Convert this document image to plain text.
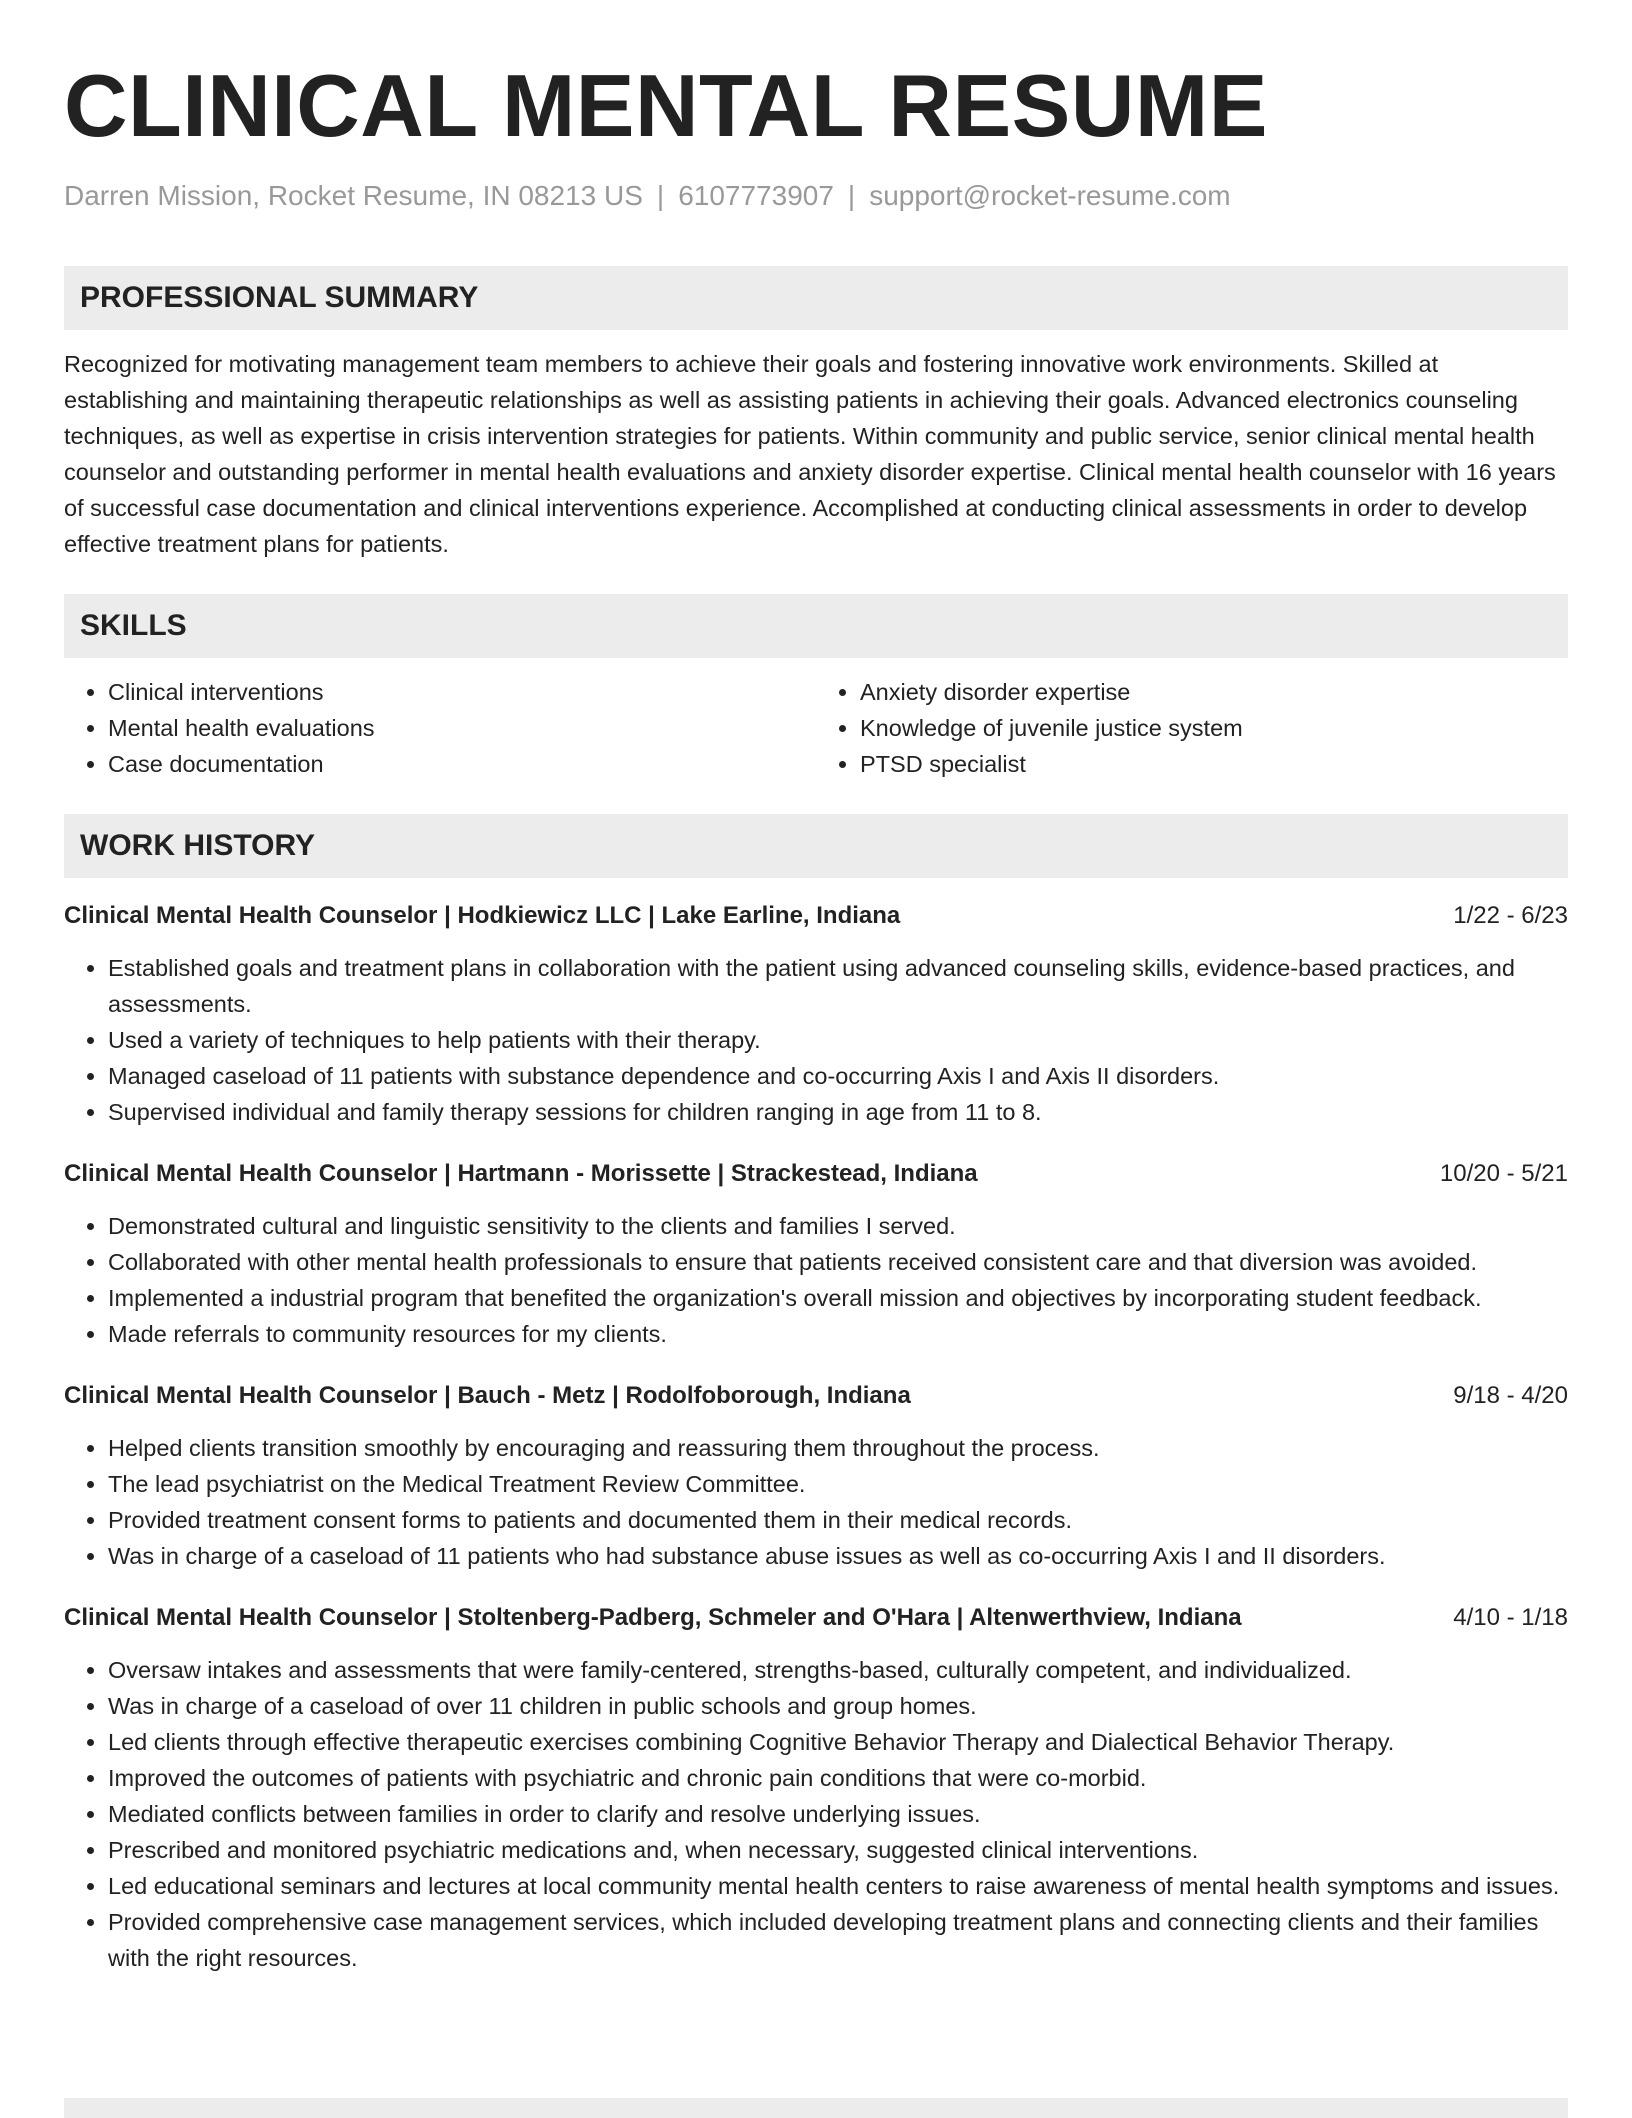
CLINICAL MENTAL RESUME
Darren Mission, Rocket Resume, IN 08213 US | 6107773907 | support@rocket-resume.com
PROFESSIONAL SUMMARY

Recognized for motivating management team members to achieve their goals and fostering innovative work environments. Skilled at establishing and maintaining therapeutic relationships as well as assisting patients in achieving their goals. Advanced electronics counseling techniques, as well as expertise in crisis intervention strategies for patients. Within community and public service, senior clinical mental health counselor and outstanding performer in mental health evaluations and anxiety disorder expertise. Clinical mental health counselor with 16 years of successful case documentation and clinical interventions experience. Accomplished at conducting clinical assessments in order to develop effective treatment plans for patients.

SKILLS
• Clinical interventions
• Mental health evaluations
• Case documentation
• Anxiety disorder expertise
• Knowledge of juvenile justice system
• PTSD specialist
WORK HISTORY
Clinical Mental Health Counselor | Hodkiewicz LLC | Lake Earline, Indiana	1/22 - 6/23
• Established goals and treatment plans in collaboration with the patient using advanced counseling skills, evidence-based practices, and assessments.
• Used a variety of techniques to help patients with their therapy.
• Managed caseload of 11 patients with substance dependence and co-occurring Axis I and Axis II disorders.
• Supervised individual and family therapy sessions for children ranging in age from 11 to 8.
Clinical Mental Health Counselor | Hartmann - Morissette | Strackestead, Indiana	10/20 - 5/21
• Demonstrated cultural and linguistic sensitivity to the clients and families I served.
• Collaborated with other mental health professionals to ensure that patients received consistent care and that diversion was avoided.
• Implemented a industrial program that benefited the organization's overall mission and objectives by incorporating student feedback.
• Made referrals to community resources for my clients.
Clinical Mental Health Counselor | Bauch - Metz | Rodolfoborough, Indiana	9/18 - 4/20
• Helped clients transition smoothly by encouraging and reassuring them throughout the process.
• The lead psychiatrist on the Medical Treatment Review Committee.
• Provided treatment consent forms to patients and documented them in their medical records.
• Was in charge of a caseload of 11 patients who had substance abuse issues as well as co-occurring Axis I and II disorders.
Clinical Mental Health Counselor | Stoltenberg-Padberg, Schmeler and O'Hara | Altenwerthview, Indiana	4/10 - 1/18
• Oversaw intakes and assessments that were family-centered, strengths-based, culturally competent, and individualized.
• Was in charge of a caseload of over 11 children in public schools and group homes.
• Led clients through effective therapeutic exercises combining Cognitive Behavior Therapy and Dialectical Behavior Therapy.
• Improved the outcomes of patients with psychiatric and chronic pain conditions that were co-morbid.
• Mediated conflicts between families in order to clarify and resolve underlying issues.
• Prescribed and monitored psychiatric medications and, when necessary, suggested clinical interventions.
• Led educational seminars and lectures at local community mental health centers to raise awareness of mental health symptoms and issues.
• Provided comprehensive case management services, which included developing treatment plans and connecting clients and their families with the right resources.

### Try it:
Repeat the listing above in full, exactly, and omit its pictures.

### Problem solution:
Convert this document image to plain text.
CLINICAL MENTAL RESUME
Darren Mission, Rocket Resume, IN 08213 US | 6107773907 | support@rocket-resume.com
PROFESSIONAL SUMMARY

Recognized for motivating management team members to achieve their goals and fostering innovative work environments. Skilled at establishing and maintaining therapeutic relationships as well as assisting patients in achieving their goals. Advanced electronics counseling techniques, as well as expertise in crisis intervention strategies for patients. Within community and public service, senior clinical mental health counselor and outstanding performer in mental health evaluations and anxiety disorder expertise. Clinical mental health counselor with 16 years of successful case documentation and clinical interventions experience. Accomplished at conducting clinical assessments in order to develop effective treatment plans for patients.

SKILLS
• Clinical interventions
• Mental health evaluations
• Case documentation
• Anxiety disorder expertise
• Knowledge of juvenile justice system
• PTSD specialist
WORK HISTORY
Clinical Mental Health Counselor | Hodkiewicz LLC | Lake Earline, Indiana	1/22 - 6/23
• Established goals and treatment plans in collaboration with the patient using advanced counseling skills, evidence-based practices, and assessments.
• Used a variety of techniques to help patients with their therapy.
• Managed caseload of 11 patients with substance dependence and co-occurring Axis I and Axis II disorders.
• Supervised individual and family therapy sessions for children ranging in age from 11 to 8.
Clinical Mental Health Counselor | Hartmann - Morissette | Strackestead, Indiana	10/20 - 5/21
• Demonstrated cultural and linguistic sensitivity to the clients and families I served.
• Collaborated with other mental health professionals to ensure that patients received consistent care and that diversion was avoided.
• Implemented a industrial program that benefited the organization's overall mission and objectives by incorporating student feedback.
• Made referrals to community resources for my clients.
Clinical Mental Health Counselor | Bauch - Metz | Rodolfoborough, Indiana	9/18 - 4/20
• Helped clients transition smoothly by encouraging and reassuring them throughout the process.
• The lead psychiatrist on the Medical Treatment Review Committee.
• Provided treatment consent forms to patients and documented them in their medical records.
• Was in charge of a caseload of 11 patients who had substance abuse issues as well as co-occurring Axis I and II disorders.
Clinical Mental Health Counselor | Stoltenberg-Padberg, Schmeler and O'Hara | Altenwerthview, Indiana	4/10 - 1/18
• Oversaw intakes and assessments that were family-centered, strengths-based, culturally competent, and individualized.
• Was in charge of a caseload of over 11 children in public schools and group homes.
• Led clients through effective therapeutic exercises combining Cognitive Behavior Therapy and Dialectical Behavior Therapy.
• Improved the outcomes of patients with psychiatric and chronic pain conditions that were co-morbid.
• Mediated conflicts between families in order to clarify and resolve underlying issues.
• Prescribed and monitored psychiatric medications and, when necessary, suggested clinical interventions.
• Led educational seminars and lectures at local community mental health centers to raise awareness of mental health symptoms and issues.
• Provided comprehensive case management services, which included developing treatment plans and connecting clients and their families with the right resources.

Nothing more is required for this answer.